* To be done:
Where a line contains the word "содержащий", copy that line.

* Dataset entries:
= = = = = = =

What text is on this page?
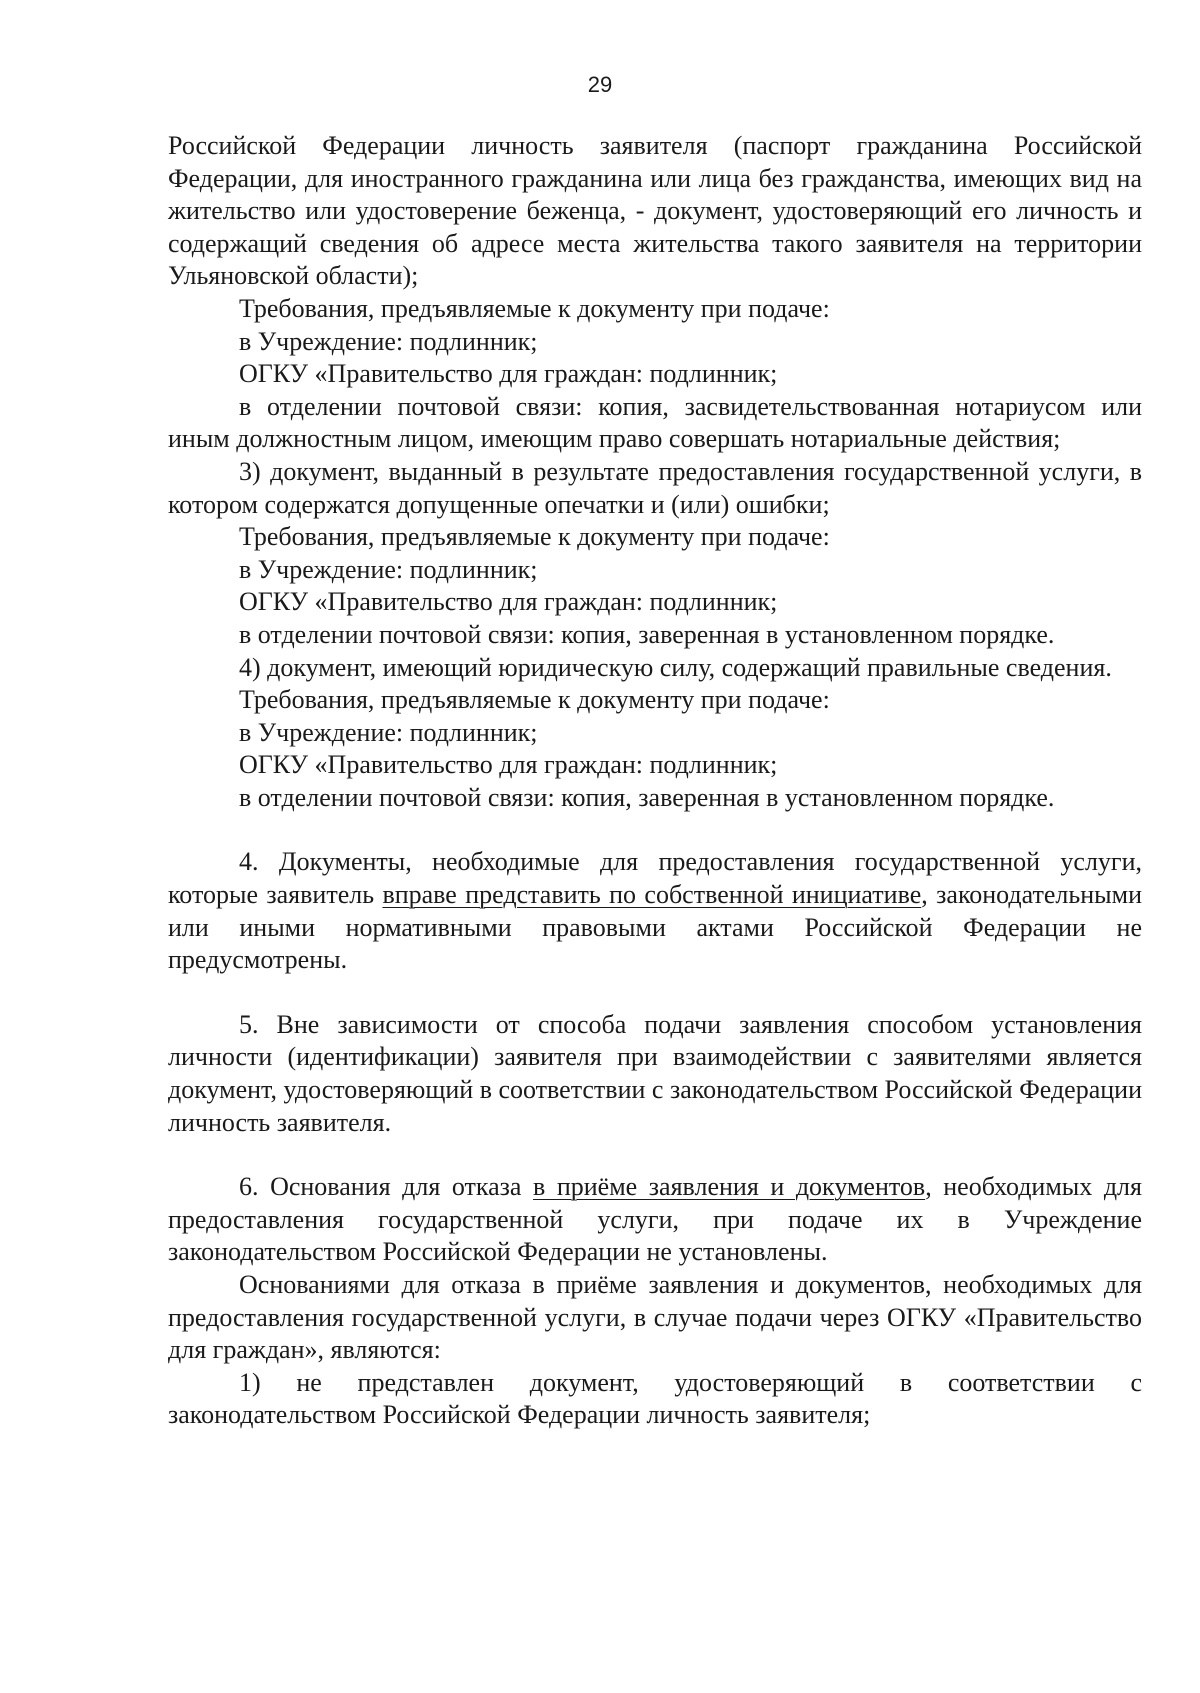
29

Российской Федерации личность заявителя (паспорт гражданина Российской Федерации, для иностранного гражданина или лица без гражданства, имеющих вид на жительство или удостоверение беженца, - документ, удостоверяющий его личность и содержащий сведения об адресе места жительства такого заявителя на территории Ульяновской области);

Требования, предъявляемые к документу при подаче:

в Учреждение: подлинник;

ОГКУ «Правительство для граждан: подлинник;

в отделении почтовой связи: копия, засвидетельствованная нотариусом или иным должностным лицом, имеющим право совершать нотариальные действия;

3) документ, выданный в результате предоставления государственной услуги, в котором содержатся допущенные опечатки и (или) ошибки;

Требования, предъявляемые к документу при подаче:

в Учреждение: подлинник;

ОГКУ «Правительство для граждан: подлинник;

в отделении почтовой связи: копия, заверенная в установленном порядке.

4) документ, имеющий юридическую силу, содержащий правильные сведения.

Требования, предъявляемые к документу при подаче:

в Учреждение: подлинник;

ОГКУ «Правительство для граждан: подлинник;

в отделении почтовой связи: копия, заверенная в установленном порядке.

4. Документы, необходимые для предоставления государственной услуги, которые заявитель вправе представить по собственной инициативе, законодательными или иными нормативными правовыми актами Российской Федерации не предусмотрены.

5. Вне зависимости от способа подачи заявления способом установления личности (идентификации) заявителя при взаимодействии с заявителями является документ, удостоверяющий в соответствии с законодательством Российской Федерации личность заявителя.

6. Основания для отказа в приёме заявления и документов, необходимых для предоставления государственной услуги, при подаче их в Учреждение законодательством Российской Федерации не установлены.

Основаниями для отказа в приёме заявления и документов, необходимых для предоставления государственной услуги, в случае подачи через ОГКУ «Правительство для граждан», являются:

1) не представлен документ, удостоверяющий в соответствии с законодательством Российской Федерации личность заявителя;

= = = = = = =

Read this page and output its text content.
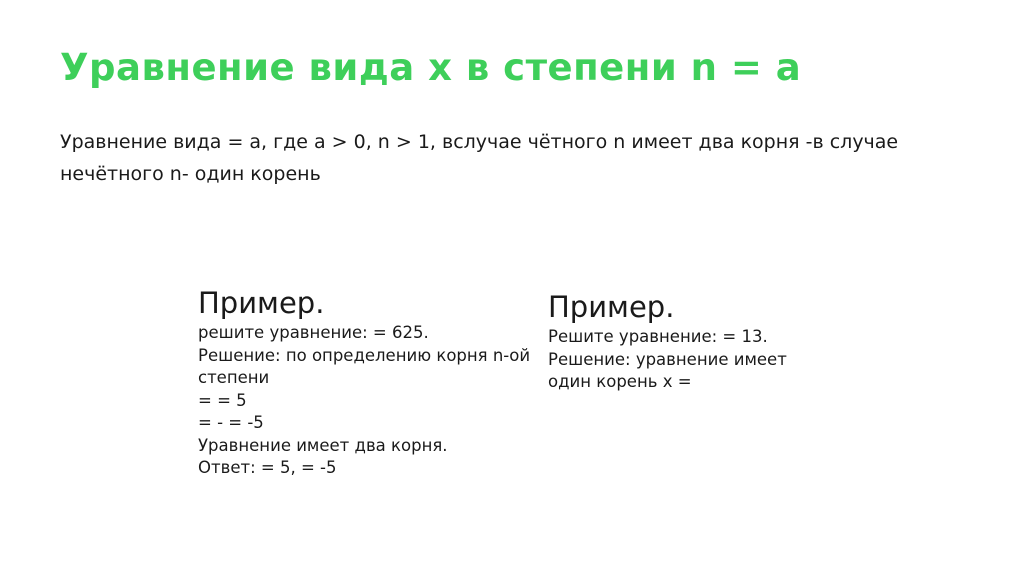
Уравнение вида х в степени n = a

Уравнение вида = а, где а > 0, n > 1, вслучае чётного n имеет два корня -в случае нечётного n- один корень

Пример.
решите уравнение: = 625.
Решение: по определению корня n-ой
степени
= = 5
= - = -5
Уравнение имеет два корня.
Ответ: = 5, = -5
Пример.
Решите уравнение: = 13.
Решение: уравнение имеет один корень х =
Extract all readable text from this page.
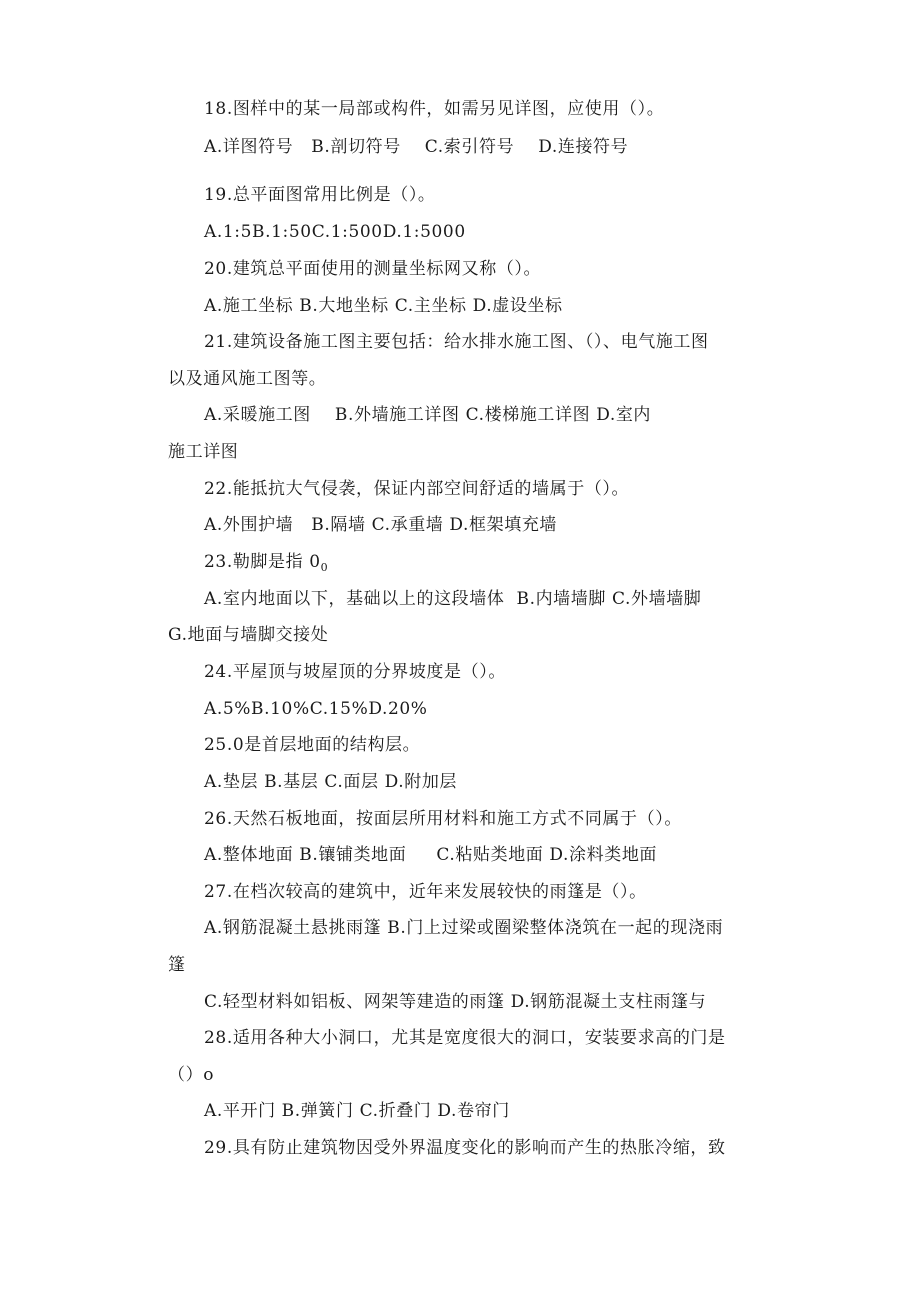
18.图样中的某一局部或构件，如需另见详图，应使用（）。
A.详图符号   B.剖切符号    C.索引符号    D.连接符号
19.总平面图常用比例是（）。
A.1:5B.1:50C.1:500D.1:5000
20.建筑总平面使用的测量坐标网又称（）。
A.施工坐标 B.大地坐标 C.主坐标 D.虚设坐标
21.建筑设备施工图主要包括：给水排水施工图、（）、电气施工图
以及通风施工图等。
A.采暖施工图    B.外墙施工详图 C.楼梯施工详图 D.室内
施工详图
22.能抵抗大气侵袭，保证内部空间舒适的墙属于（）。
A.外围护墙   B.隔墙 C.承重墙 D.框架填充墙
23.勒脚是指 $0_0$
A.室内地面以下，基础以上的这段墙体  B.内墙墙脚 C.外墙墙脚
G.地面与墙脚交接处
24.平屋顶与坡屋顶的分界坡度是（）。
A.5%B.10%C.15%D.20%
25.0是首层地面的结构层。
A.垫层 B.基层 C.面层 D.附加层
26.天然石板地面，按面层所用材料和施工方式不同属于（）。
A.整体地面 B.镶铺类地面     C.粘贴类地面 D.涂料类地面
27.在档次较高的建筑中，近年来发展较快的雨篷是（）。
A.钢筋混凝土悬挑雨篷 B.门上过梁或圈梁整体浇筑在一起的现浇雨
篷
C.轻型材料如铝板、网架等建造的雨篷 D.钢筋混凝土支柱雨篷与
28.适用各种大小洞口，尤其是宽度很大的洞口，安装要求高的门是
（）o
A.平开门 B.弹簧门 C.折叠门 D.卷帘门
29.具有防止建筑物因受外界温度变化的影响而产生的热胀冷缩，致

= = = = = = =

* Solution to this task:
Российской Федерации личность заявителя (паспорт гражданина Российской Федерации, для иностранного гражданина или лица без гражданства, имеющих вид на жительство или удостоверение беженца, - документ, удостоверяющий его личность и содержащий сведения об адресе места жительства такого заявителя на территории Ульяновской области);
4) документ, имеющий юридическую силу, содержащий правильные сведения.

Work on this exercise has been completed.